• _SOURCE EXCERPT_:
════════════════════

Robin Oakley, head of Greenpeace's climate and energy campaign, said:
"It's a step towards a much more coherent climate policy that each government department will now have its own carbon budget. And it's also good news that Miliband reaffirmed the government's commitment to a 34% cut in emissions by 2020. However, the latest climate science suggests he needs to be much more ambitious in this area and it's vital that the reductions are all genuinely made here in the UK and not replaced with offsets in other countries."
- Following new legislation last year (the Climate Change Act), the Government will have to operate within a ‘carbon budget' in the same way it has to operate in a financial budget. If they go over the carbon budget, they'll have to do something about it.
- There is a new adviser to Government on what these carbon budgets should be - the Climate Change Committee (CCC).
- The UK has to reduce carbon dioxide emissions by 80% by 2050.
- The CCC recommended, and the government agreed, to reduce UK greenhouse gas emissions by 34% by 2020. Although if there is a decent agreement in Copenhagen later this year, this will be increased to around a 42% cut, which is more in line with what we need to avoid dangerous climate change.
Anita Goldsmith, head of Greenpeace's transport campaign, said:
"After Ed Miliband made such positive statements on renewable energy today, it is a shame to see that the Department for Transport has let the side down yet again.
"It is hard to see how such weak policies will deliver the kinds of emissions cuts we need, and any real progress will be wiped out by the department's ongoing obsession with unrestrained aviation growth."
"It is important not to let the DfT fool anyone into believing that they are driving forward increased vehicle efficiency when in fact they lobbied against this in the EU, leading to weaker targets and slower progress.
"Overall this package tinkers at the edges, whilst letting the real problems embedded within road and air transport go unchallenged. We're hoping that Adonis will soon get his department under control and align it with the wider priorities of the government."
- If plans to expand Heathrow go ahead, it will become the biggest single source of carbon dioxide in the UK and will wreck the Government's chances of meeting climate change targets.

════════════════════

• _WHAT TO DO_:
1: Return the part of the Greenpeace statement on UK carbon budgets starting at "- There is a" and ending at "down yet again.".
2: Write the next part of the Greenpeace statement on UK carbon budgets, picking up after its last sentence.
The material after this point comes from a separate, unrelated source.

• _DATA SECTION_:
════════════════════

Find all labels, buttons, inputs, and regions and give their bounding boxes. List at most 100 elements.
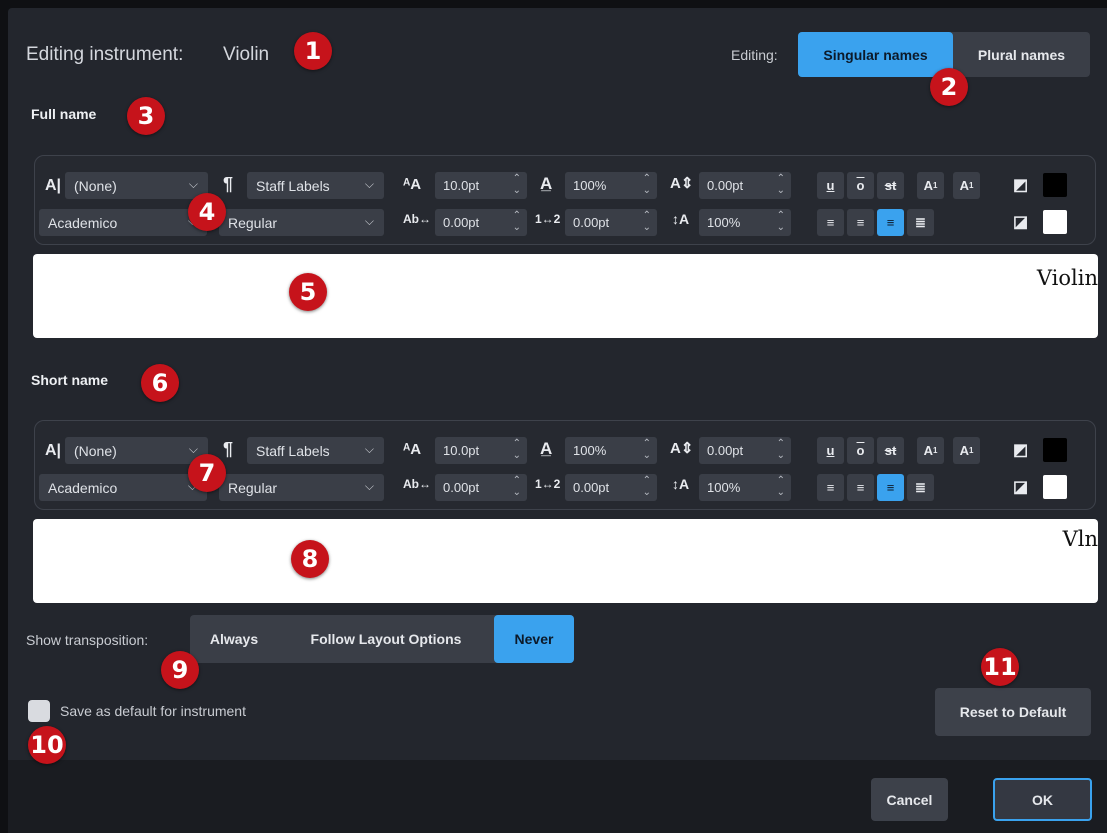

════════════════════

• _RESPONSE LIST_:
1:
- There is a new adviser to Government on what these carbon budgets should be - the Climate Change Committee (CCC).
- The UK has to reduce carbon dioxide emissions by 80% by 2050.
- The CCC recommended, and the government agreed, to reduce UK greenhouse gas emissions by 34% by 2020. Although if there is a decent agreement in Copenhagen later this year, this will be increased to around a 42% cut, which is more in line with what we need to avoid dangerous climate change.
Anita Goldsmith, head of Greenpeace's transport campaign, said:
"After Ed Miliband made such positive statements on renewable energy today, it is a shame to see that the Department for Transport has let the side down yet again.

2:
- The Government's own figures show that aviation currently accounts for 13% of Britain's total climate change impact and threatens to undermine all other efforts to cut emissions in other sectors.
- The global warming impact of emissions from aviation are predicted to double from 2006 to 2030.
- By 2050, on this trajectory, the aviation sector alone could use up the UK's entire carbon budget, making it almost impossible for the UK to meet its targets and damaging other parts of the economy forced to make up the difference.
- Small increases in the efficiency of planes will be overwhelmed by an unrestrained growth in flights and including aviation in the ETS will not solve the problem.
- According to a report from Ernst and Young, even in the toughest Emissions Trading Scheme scenario, emissions from the aviation sector would grow by 83% by 2020. T&E background briefing (2007) Including Aviation in the EU's Emissions Trading Scheme (EU ETS) page 6.
- Electrifying our road transport network could be a vital step in the fight against climate change. But this must be done alongside radical improvements in vehicle efficiency standards and be accompanied by investment in additional renewable sources of energy generation.
- The DfT lobbied on the recently agreed EU regulations to reduce emissions from new cars to an of average 130gCO2/km by 2012. The proposed target was originally for 120gCO2/km. There are already cars on the market that can deliver 99gCO2/km or less, such as the VW Polo Blue Motion, as well as petrol-hybrid vehicles that are even lower.
- The electrification of rail and move towards low emissions buses are good initiatives but remain a small part of the overall transport problem. According to the DfT's own figures, rail accounts for 1.7% of total UK domestic transport emissions with buses accounting for 2.3%. http://www.dft.gov.uk/pgr/statistics/datatablespublications/energyenvironment/climatechangefactsheets.pdf
- Road transport and aviation remain the biggest problems, with road transport accounting for 92.3% of domestic transport emissions.
- The focus on greener driving techniques also puts the onus on individuals rather than the delivery of the big infrastructure changes that urgently need to take place in the transport sector. Essentially, this is a transparent attempt to pass the buck on to drivers - the very opposite of the sort of leadership we need.
Reacting to new figures on the source of the UK's biofuels, Greenpeace chief scientist Dr. Doug Parr said:
"It is a scandal that 27 million litres of Indonesian palm oil were pumped into our tanks last year, of which not a single drop met the Government's own environmental standard. Companies like Tesco are selling their customers biofuel from unknown sources which could be wrecking the climate and destroying rainforests. It's time for Lord Adonis to abandon this misguided policy and start again".
Key findings of the Renewable fuel agency fourth quarter report, 2008/9:http://www.renewablefuelsagency.org/_db/_documents/RFA_quarterly_report_Apr_2008_Apr_2009.pdf.
- A tenth of the UK's biofuel - 123 million litres - was produced from palm oil over the past year.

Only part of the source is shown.